AIM.
Examine the material below and count the lines that hold the word "handle". Report only the number.

Items from a data source.
▬▬▬

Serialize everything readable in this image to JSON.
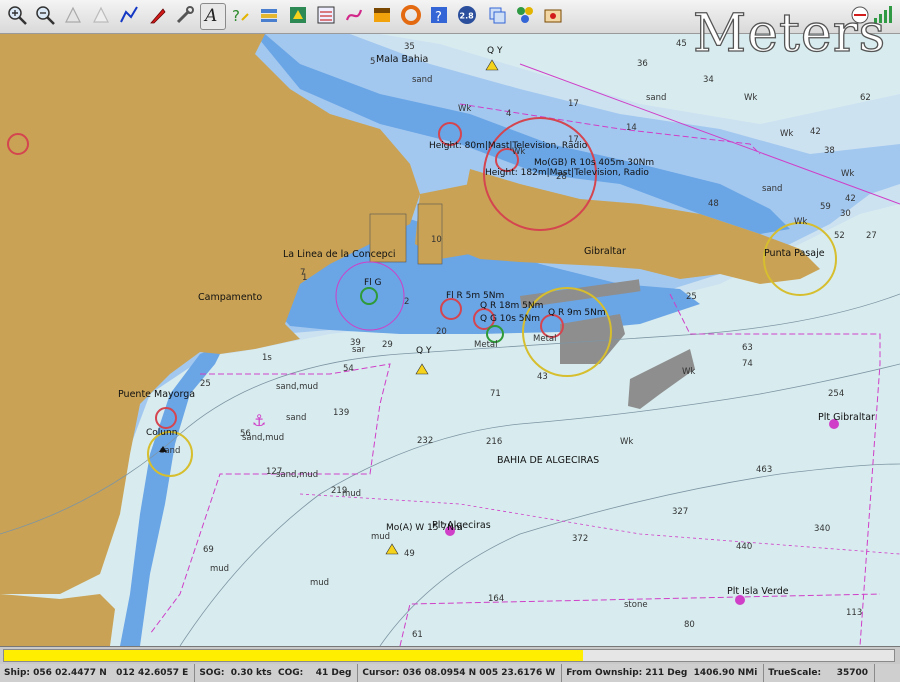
{
  "toolbar": {
    "buttons": [
      {
        "name": "zoom-in-icon"
      },
      {
        "name": "zoom-out-icon"
      },
      {
        "name": "scale-in-icon"
      },
      {
        "name": "scale-out-icon"
      },
      {
        "name": "route-icon"
      },
      {
        "name": "follow-ship-icon"
      },
      {
        "name": "settings-icon"
      },
      {
        "name": "text-toggle-icon"
      },
      {
        "name": "current-tide-icon"
      },
      {
        "name": "layers-icon"
      },
      {
        "name": "ais-targets-icon"
      },
      {
        "name": "route-manager-icon"
      },
      {
        "name": "track-icon"
      },
      {
        "name": "color-scheme-icon"
      },
      {
        "name": "mob-icon"
      },
      {
        "name": "help-icon"
      },
      {
        "name": "version-icon",
        "label": "2.8"
      },
      {
        "name": "chart-group-icon"
      },
      {
        "name": "plugins-icon"
      },
      {
        "name": "print-icon"
      }
    ]
  },
  "units_label": "Meters",
  "chart": {
    "places": [
      "Mala Bahia",
      "La Linea de la Concepci",
      "Campamento",
      "Gibraltar",
      "Punta Pasaje",
      "Puente Mayorga",
      "BAHIA DE ALGECIRAS",
      "Plt Gibraltar",
      "Plt Algeciras",
      "Plt Isla Verde"
    ],
    "lights": [
      "Height: 80m|Mast|Television, Radio",
      "Mo(GB) R 10s 405m 30Nm",
      "Height: 182m|Mast|Television, Radio",
      "Fl G",
      "Fl R 5m 5Nm",
      "Q R 18m 5Nm",
      "Q G 10s 5Nm",
      "Q R 9m 5Nm",
      "Q Y",
      "Q Y",
      "Colunn",
      "Mo(A) W 15 7Nm"
    ],
    "seabed": [
      "sand",
      "sand",
      "sand",
      "sand",
      "sand,mud",
      "sand,mud",
      "sand,mud",
      "sand",
      "mud",
      "mud",
      "mud",
      "mud",
      "stone",
      "Metal",
      "Metal",
      "sar",
      "Wk",
      "Wk",
      "Wk",
      "Wk",
      "Wk",
      "Wk",
      "Wk",
      "Wk"
    ],
    "depths": [
      "45",
      "36",
      "34",
      "62",
      "17",
      "17",
      "42",
      "38",
      "52",
      "27",
      "5",
      "4",
      "48",
      "30",
      "25",
      "59",
      "42",
      "39",
      "54",
      "29",
      "20",
      "49",
      "25",
      "56",
      "35",
      "127",
      "139",
      "232",
      "219",
      "71",
      "43",
      "63",
      "74",
      "216",
      "463",
      "254",
      "327",
      "340",
      "372",
      "440",
      "69",
      "164",
      "113",
      "61",
      "80",
      "7",
      "1",
      "10",
      "14",
      "2",
      "28",
      "1s"
    ]
  },
  "status": {
    "progress": 0.65,
    "ship": "Ship: 056 02.4477 N   012 42.6057 E",
    "sog": "SOG:  0.30 kts  COG:    41 Deg",
    "cursor": "Cursor: 036 08.0954 N 005 23.6176 W",
    "from_ownship": "From Ownship: 211 Deg  1406.90 NMi",
    "truescale": "TrueScale:     35700"
  },
  "colors": {
    "land": "#c9a255",
    "shallow": "#6aa5e6",
    "medium": "#a3c8ef",
    "light": "#cde2f1",
    "deep": "#d8ecef",
    "restricted": "#cf3fc8",
    "light_ring": "#d4454f",
    "sector_yellow": "#d6be2e",
    "progress": "#ffee00"
  }
}
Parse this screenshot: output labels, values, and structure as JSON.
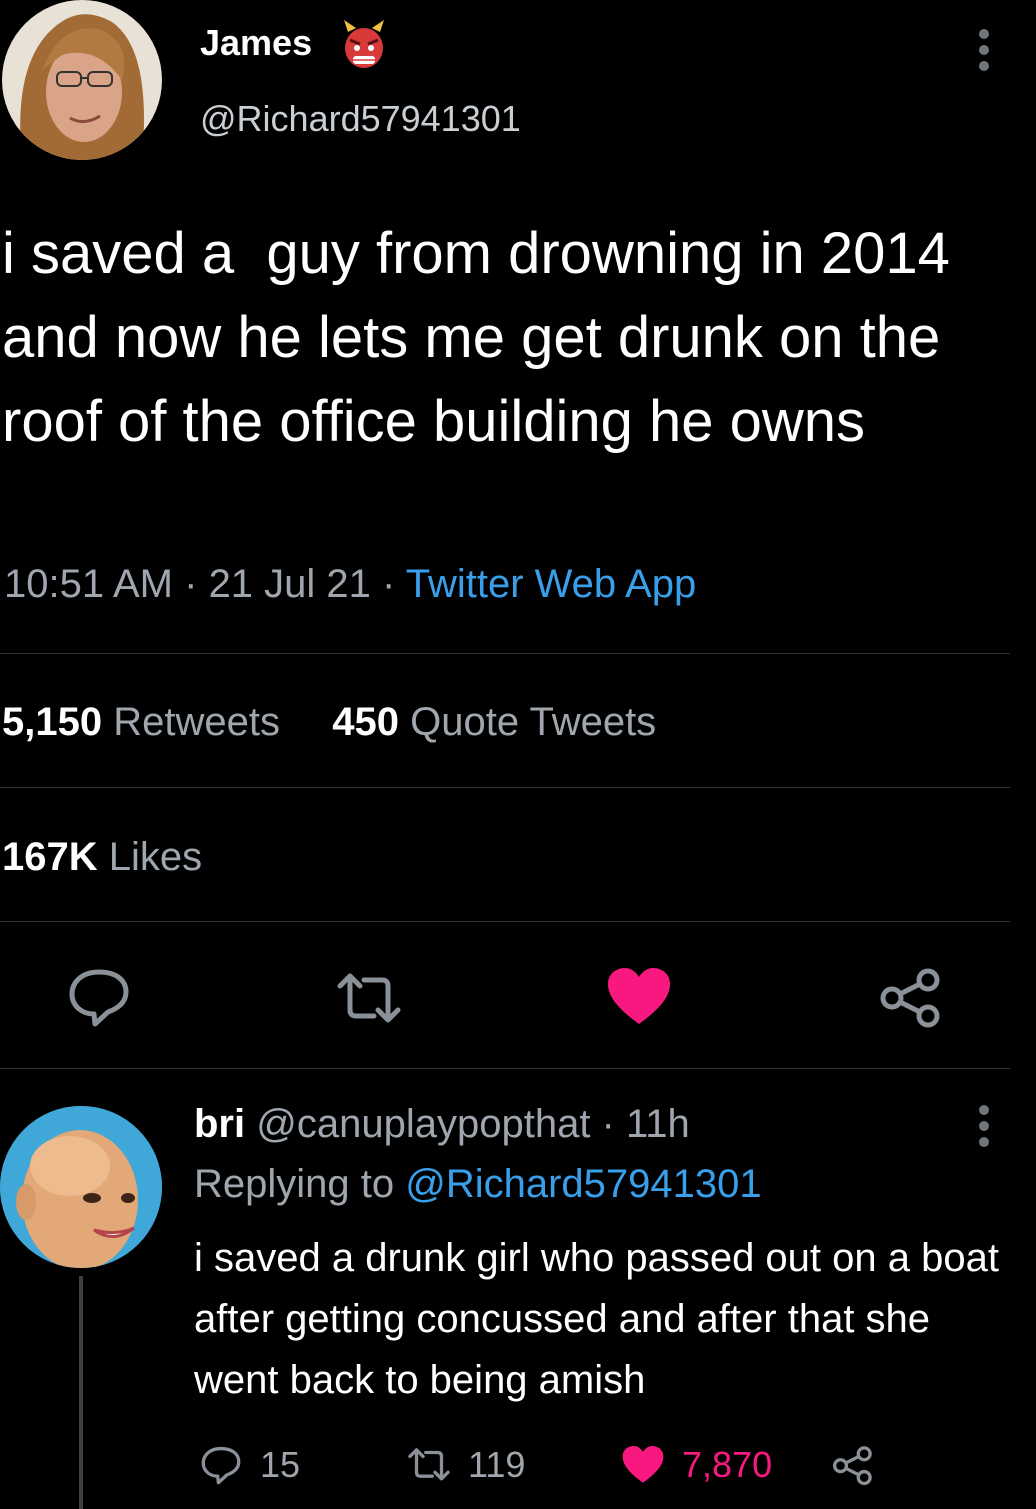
{
  "tweet": {
    "author_name": "James",
    "author_badge_icon": "ogre-emoji-icon",
    "handle": "@Richard57941301",
    "text": "i saved a  guy from drowning in 2014 and now he lets me get drunk on the roof of the office building he owns",
    "time": "10:51 AM",
    "date": "21 Jul 21",
    "source": "Twitter Web App",
    "separator": " · "
  },
  "stats": {
    "retweets_count": "5,150",
    "retweets_label": "Retweets",
    "quotes_count": "450",
    "quotes_label": "Quote Tweets",
    "likes_count": "167K",
    "likes_label": "Likes"
  },
  "reply": {
    "name": "bri",
    "handle": "@canuplaypopthat",
    "separator": " · ",
    "age": "11h",
    "replying_label": "Replying to ",
    "replying_to": "@Richard57941301",
    "text": "i saved a drunk girl who passed out on a boat after getting concussed and after that she went back to being amish",
    "reply_count": "15",
    "retweet_count": "119",
    "like_count": "7,870"
  },
  "colors": {
    "background": "#000000",
    "link_blue": "#3a9fea",
    "like_pink": "#f91880",
    "muted_text": "#a0a6ad"
  }
}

▬▬▬

SOLUTION TO THIS PROBLEM.
2